Go through the records and show each line where the word "type" occurs.

-- START Records to use --

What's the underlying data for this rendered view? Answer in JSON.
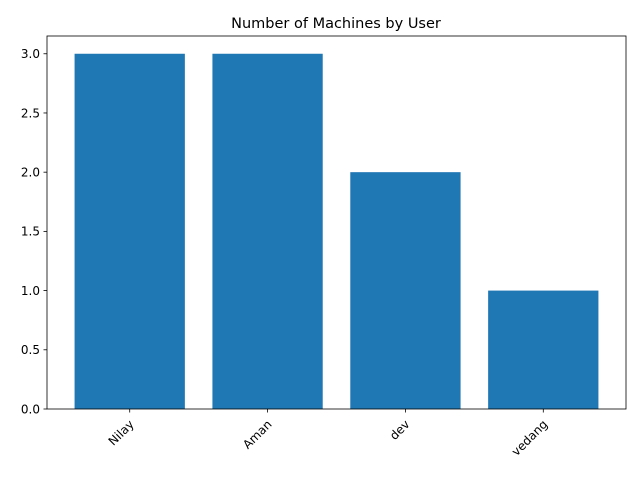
{
  "chart_data": {
    "type": "bar",
    "title": "Number of Machines by User",
    "xlabel": "",
    "ylabel": "",
    "categories": [
      "Nilay",
      "Aman",
      "dev",
      "vedang"
    ],
    "values": [
      3,
      3,
      2,
      1
    ],
    "ylim": [
      0,
      3.15
    ],
    "yticks": [
      "0.0",
      "0.5",
      "1.0",
      "1.5",
      "2.0",
      "2.5",
      "3.0"
    ],
    "x_tick_rotation_deg": 45,
    "grid": false,
    "legend": "none",
    "bar_color": "#1f77b4"
  }
}
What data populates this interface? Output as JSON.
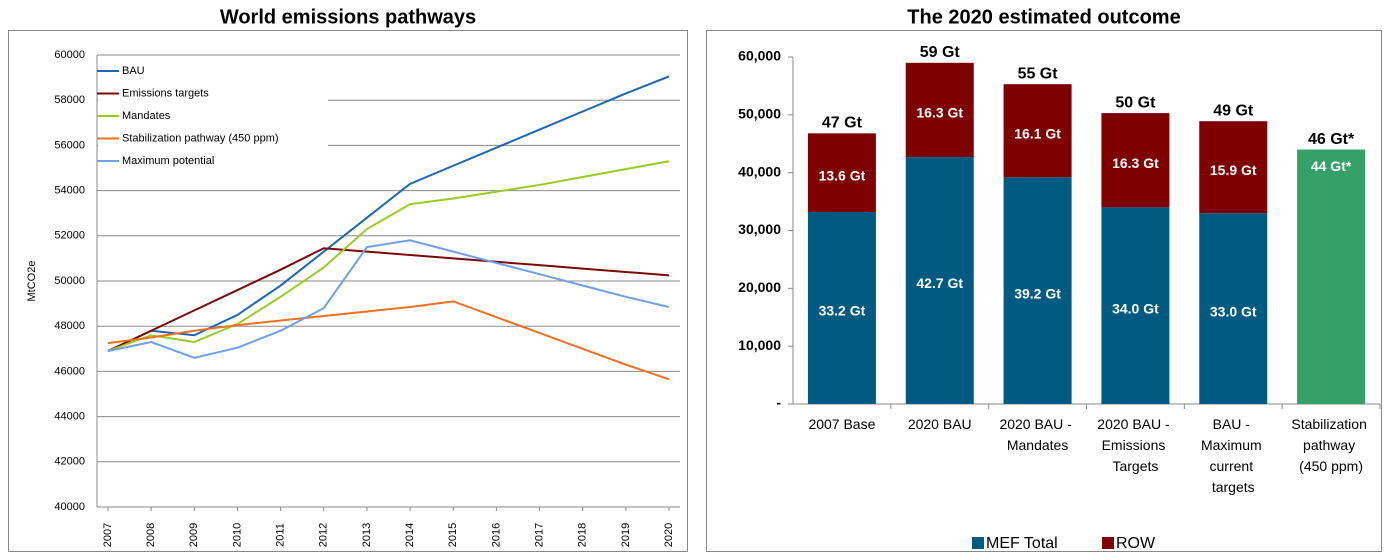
{
  "chart_data": [
    {
      "type": "line",
      "title": "World emissions pathways",
      "y_label": "MtCO2e",
      "categories": [
        "2007",
        "2008",
        "2009",
        "2010",
        "2011",
        "2012",
        "2013",
        "2014",
        "2015",
        "2016",
        "2017",
        "2018",
        "2019",
        "2020"
      ],
      "ylim": [
        40000,
        60000
      ],
      "yticks": [
        40000,
        42000,
        44000,
        46000,
        48000,
        50000,
        52000,
        54000,
        56000,
        58000,
        60000
      ],
      "grid": true,
      "legend": "upper left",
      "series": [
        {
          "name": "BAU",
          "color": "#1a66b8",
          "values": [
            46900,
            47800,
            47600,
            48500,
            49800,
            51300,
            52800,
            54300,
            55100,
            55900,
            56700,
            57500,
            58300,
            59050
          ]
        },
        {
          "name": "Emissions targets",
          "color": "#7a0a0a",
          "values": [
            46900,
            47800,
            48700,
            49600,
            50500,
            51450,
            51300,
            51150,
            51000,
            50850,
            50700,
            50550,
            50400,
            50250
          ]
        },
        {
          "name": "Mandates",
          "color": "#99cc22",
          "values": [
            46900,
            47600,
            47300,
            48100,
            49300,
            50600,
            52300,
            53400,
            53650,
            53950,
            54250,
            54600,
            54950,
            55300
          ]
        },
        {
          "name": "Stabilization pathway (450 ppm)",
          "color": "#f07020",
          "values": [
            47250,
            47500,
            47800,
            48050,
            48250,
            48450,
            48650,
            48850,
            49100,
            48400,
            47700,
            47000,
            46300,
            45650
          ]
        },
        {
          "name": "Maximum potential",
          "color": "#6f9fe8",
          "values": [
            46900,
            47300,
            46600,
            47050,
            47800,
            48800,
            51500,
            51800,
            51300,
            50800,
            50300,
            49800,
            49300,
            48850
          ]
        }
      ]
    },
    {
      "type": "stacked_bar",
      "title": "The 2020 estimated outcome",
      "categories": [
        "2007 Base",
        "2020 BAU",
        "2020 BAU - Mandates",
        "2020 BAU - Emissions Targets",
        "BAU - Maximum current targets",
        "Stabilization pathway (450 ppm)"
      ],
      "ylim": [
        0,
        60000
      ],
      "yticks": [
        {
          "value": 0,
          "label": "-"
        },
        {
          "value": 10000,
          "label": "10,000"
        },
        {
          "value": 20000,
          "label": "20,000"
        },
        {
          "value": 30000,
          "label": "30,000"
        },
        {
          "value": 40000,
          "label": "40,000"
        },
        {
          "value": 50000,
          "label": "50,000"
        },
        {
          "value": 60000,
          "label": "60,000"
        }
      ],
      "legend": "bottom",
      "series": [
        {
          "name": "MEF Total",
          "color": "#005a82",
          "point_colors": [
            "#005a82",
            "#005a82",
            "#005a82",
            "#005a82",
            "#005a82",
            "#35a068"
          ],
          "values": [
            33200,
            42700,
            39200,
            34000,
            33000,
            44000
          ],
          "value_labels": [
            "33.2 Gt",
            "42.7 Gt",
            "39.2 Gt",
            "34.0 Gt",
            "33.0 Gt",
            "44 Gt*"
          ]
        },
        {
          "name": "ROW",
          "color": "#7f0000",
          "values": [
            13600,
            16300,
            16100,
            16300,
            15900,
            null
          ],
          "value_labels": [
            "13.6 Gt",
            "16.3 Gt",
            "16.1 Gt",
            "16.3 Gt",
            "15.9 Gt",
            null
          ]
        }
      ],
      "total_labels": [
        "47 Gt",
        "59 Gt",
        "55 Gt",
        "50 Gt",
        "49 Gt",
        "46 Gt*"
      ]
    }
  ]
}
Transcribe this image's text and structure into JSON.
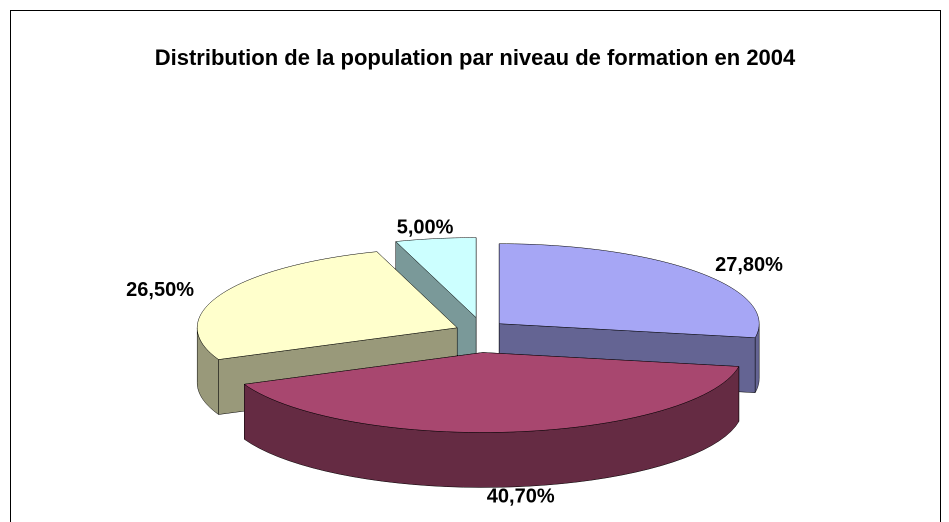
{
  "chart_data": {
    "type": "pie",
    "title": "Distribution de la population par niveau de formation en 2004",
    "values": [
      27.8,
      40.7,
      26.5,
      5.0
    ],
    "value_labels": [
      "27,80%",
      "40,70%",
      "26,50%",
      "5,00%"
    ],
    "colors": [
      "#a6a6f5",
      "#a8476f",
      "#ffffcc",
      "#ccffff"
    ]
  }
}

-- END Records to use --

= Solution for this task =
    "type": "bar",
      "type": "line",
      "type": "stacked_bar",
    "type": "pie",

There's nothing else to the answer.